[Collected data]
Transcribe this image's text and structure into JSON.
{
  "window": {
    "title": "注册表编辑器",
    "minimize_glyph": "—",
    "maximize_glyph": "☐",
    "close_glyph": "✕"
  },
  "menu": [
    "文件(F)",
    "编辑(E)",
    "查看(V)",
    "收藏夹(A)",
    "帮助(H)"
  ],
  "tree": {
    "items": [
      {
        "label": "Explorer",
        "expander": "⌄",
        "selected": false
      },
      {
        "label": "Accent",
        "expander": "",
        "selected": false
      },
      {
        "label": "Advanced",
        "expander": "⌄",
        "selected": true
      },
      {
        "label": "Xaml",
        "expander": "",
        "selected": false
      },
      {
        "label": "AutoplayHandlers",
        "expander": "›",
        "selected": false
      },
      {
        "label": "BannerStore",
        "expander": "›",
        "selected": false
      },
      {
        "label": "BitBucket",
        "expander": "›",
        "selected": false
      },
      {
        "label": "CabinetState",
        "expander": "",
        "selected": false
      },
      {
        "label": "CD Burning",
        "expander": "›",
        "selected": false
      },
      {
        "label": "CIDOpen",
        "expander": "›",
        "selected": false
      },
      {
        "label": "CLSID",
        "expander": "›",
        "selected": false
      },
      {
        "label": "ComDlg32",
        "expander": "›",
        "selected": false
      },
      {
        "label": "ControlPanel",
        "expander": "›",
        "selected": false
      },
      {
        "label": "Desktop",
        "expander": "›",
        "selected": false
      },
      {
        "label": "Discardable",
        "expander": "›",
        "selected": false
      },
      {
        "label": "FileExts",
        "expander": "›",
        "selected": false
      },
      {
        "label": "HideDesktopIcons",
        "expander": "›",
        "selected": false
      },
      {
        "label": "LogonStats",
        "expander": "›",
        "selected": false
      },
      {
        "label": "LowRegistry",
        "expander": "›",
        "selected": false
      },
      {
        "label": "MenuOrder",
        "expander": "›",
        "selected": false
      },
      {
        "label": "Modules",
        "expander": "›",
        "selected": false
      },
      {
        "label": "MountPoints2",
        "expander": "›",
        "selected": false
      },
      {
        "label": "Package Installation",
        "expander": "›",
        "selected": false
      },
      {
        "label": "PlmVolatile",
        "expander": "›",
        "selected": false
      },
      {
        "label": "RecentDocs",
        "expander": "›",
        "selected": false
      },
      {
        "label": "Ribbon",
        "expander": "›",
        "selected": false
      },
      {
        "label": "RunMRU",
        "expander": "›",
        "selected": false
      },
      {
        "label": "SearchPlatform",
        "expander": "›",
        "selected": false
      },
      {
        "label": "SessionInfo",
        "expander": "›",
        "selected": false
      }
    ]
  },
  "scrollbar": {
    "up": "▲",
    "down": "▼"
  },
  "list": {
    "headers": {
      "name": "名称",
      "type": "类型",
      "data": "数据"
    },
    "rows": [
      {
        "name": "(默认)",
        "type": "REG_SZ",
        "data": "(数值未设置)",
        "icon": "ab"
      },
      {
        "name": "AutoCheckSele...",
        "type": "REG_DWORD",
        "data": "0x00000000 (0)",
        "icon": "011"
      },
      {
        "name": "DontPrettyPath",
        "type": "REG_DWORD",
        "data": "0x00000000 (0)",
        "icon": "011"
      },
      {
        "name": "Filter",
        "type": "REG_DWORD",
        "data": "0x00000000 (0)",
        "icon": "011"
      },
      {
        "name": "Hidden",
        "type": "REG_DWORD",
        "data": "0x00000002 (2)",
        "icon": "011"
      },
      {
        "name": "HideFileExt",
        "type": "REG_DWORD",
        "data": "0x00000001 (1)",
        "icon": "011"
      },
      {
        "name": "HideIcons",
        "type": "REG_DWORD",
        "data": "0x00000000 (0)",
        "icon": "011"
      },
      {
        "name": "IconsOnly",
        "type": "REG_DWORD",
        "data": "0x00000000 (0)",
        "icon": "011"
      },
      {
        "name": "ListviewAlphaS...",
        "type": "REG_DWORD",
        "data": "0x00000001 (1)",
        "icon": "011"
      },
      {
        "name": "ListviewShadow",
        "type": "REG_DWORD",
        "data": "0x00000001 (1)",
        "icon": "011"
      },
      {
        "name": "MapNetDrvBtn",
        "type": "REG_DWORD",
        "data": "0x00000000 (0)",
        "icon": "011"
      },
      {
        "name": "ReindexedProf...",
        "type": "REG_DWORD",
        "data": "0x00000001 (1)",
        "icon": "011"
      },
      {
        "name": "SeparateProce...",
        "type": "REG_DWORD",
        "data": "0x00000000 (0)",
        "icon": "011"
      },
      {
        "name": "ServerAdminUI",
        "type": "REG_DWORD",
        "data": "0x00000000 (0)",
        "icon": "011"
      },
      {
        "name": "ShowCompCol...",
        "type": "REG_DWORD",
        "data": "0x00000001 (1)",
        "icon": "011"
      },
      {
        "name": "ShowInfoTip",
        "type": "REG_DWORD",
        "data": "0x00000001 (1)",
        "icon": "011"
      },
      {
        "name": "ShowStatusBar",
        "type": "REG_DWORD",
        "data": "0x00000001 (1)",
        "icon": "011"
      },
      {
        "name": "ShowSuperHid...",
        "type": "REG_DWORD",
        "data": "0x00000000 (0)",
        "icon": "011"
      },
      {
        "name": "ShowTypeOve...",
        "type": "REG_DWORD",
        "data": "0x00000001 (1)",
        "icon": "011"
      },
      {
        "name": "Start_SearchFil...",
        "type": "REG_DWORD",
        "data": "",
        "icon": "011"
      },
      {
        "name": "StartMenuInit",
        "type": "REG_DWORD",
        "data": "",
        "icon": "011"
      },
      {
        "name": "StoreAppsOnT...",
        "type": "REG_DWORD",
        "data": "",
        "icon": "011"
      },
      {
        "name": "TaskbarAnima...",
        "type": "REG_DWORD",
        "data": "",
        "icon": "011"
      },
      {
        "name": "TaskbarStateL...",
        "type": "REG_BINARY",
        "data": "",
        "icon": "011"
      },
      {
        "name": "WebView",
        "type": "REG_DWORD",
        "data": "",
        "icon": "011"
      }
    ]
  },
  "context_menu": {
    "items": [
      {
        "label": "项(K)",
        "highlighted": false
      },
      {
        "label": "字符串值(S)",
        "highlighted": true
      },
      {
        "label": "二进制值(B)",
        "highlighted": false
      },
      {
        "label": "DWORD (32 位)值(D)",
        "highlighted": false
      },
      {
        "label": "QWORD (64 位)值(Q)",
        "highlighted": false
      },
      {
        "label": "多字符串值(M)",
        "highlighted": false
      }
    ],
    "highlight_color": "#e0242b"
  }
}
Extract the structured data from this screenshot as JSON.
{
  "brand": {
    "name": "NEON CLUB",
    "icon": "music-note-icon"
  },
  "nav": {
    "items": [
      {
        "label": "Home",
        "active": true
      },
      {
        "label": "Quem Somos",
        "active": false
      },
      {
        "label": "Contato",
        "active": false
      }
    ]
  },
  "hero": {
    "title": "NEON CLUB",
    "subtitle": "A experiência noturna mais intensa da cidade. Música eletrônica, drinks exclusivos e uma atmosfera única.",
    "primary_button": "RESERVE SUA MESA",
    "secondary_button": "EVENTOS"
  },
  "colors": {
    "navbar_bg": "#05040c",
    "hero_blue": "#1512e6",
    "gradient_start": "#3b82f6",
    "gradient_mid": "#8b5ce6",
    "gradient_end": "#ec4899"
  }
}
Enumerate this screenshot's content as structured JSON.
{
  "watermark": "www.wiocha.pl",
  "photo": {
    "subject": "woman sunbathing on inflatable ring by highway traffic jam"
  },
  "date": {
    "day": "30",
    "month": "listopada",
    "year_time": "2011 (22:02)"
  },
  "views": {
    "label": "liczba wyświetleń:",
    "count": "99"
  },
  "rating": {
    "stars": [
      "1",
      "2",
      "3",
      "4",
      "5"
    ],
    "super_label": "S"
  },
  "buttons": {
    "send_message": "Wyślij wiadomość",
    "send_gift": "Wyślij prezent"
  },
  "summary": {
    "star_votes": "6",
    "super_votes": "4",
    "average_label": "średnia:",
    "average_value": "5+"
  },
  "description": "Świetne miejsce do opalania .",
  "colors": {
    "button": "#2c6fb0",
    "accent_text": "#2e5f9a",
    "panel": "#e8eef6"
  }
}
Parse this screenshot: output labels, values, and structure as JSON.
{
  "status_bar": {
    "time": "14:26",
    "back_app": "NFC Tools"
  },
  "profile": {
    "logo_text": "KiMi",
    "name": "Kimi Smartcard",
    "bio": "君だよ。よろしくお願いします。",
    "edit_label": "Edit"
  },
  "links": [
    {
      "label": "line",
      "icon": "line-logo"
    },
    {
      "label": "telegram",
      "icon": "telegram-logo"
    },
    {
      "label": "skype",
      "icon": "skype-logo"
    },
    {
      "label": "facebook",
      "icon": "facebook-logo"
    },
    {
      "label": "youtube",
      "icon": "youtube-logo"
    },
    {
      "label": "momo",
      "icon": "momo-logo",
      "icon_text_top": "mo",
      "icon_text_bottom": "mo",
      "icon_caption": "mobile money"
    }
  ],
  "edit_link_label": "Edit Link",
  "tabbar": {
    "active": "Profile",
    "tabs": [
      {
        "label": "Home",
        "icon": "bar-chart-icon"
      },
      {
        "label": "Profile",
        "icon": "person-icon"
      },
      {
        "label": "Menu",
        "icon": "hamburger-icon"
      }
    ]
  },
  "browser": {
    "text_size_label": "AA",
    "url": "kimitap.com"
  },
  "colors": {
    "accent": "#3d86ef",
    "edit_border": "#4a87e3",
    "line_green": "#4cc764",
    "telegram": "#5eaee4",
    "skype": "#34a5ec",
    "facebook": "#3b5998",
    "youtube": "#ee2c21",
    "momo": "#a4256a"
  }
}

#### [Problem details]
Starting with the line that contains "Enumerate this screenshot's", write out each line through the end of the listing, exactly as it appears, and include nothing else.

#### [Output]
Enumerate this screenshot's content as structured JSON.
{
  "watermark": "www.wiocha.pl",
  "photo": {
    "subject": "woman sunbathing on inflatable ring by highway traffic jam"
  },
  "date": {
    "day": "30",
    "month": "listopada",
    "year_time": "2011 (22:02)"
  },
  "views": {
    "label": "liczba wyświetleń:",
    "count": "99"
  },
  "rating": {
    "stars": [
      "1",
      "2",
      "3",
      "4",
      "5"
    ],
    "super_label": "S"
  },
  "buttons": {
    "send_message": "Wyślij wiadomość",
    "send_gift": "Wyślij prezent"
  },
  "summary": {
    "star_votes": "6",
    "super_votes": "4",
    "average_label": "średnia:",
    "average_value": "5+"
  },
  "description": "Świetne miejsce do opalania .",
  "colors": {
    "button": "#2c6fb0",
    "accent_text": "#2e5f9a",
    "panel": "#e8eef6"
  }
}
Parse this screenshot: output labels, values, and structure as JSON.
{
  "status_bar": {
    "time": "14:26",
    "back_app": "NFC Tools"
  },
  "profile": {
    "logo_text": "KiMi",
    "name": "Kimi Smartcard",
    "bio": "君だよ。よろしくお願いします。",
    "edit_label": "Edit"
  },
  "links": [
    {
      "label": "line",
      "icon": "line-logo"
    },
    {
      "label": "telegram",
      "icon": "telegram-logo"
    },
    {
      "label": "skype",
      "icon": "skype-logo"
    },
    {
      "label": "facebook",
      "icon": "facebook-logo"
    },
    {
      "label": "youtube",
      "icon": "youtube-logo"
    },
    {
      "label": "momo",
      "icon": "momo-logo",
      "icon_text_top": "mo",
      "icon_text_bottom": "mo",
      "icon_caption": "mobile money"
    }
  ],
  "edit_link_label": "Edit Link",
  "tabbar": {
    "active": "Profile",
    "tabs": [
      {
        "label": "Home",
        "icon": "bar-chart-icon"
      },
      {
        "label": "Profile",
        "icon": "person-icon"
      },
      {
        "label": "Menu",
        "icon": "hamburger-icon"
      }
    ]
  },
  "browser": {
    "text_size_label": "AA",
    "url": "kimitap.com"
  },
  "colors": {
    "accent": "#3d86ef",
    "edit_border": "#4a87e3",
    "line_green": "#4cc764",
    "telegram": "#5eaee4",
    "skype": "#34a5ec",
    "facebook": "#3b5998",
    "youtube": "#ee2c21",
    "momo": "#a4256a"
  }
}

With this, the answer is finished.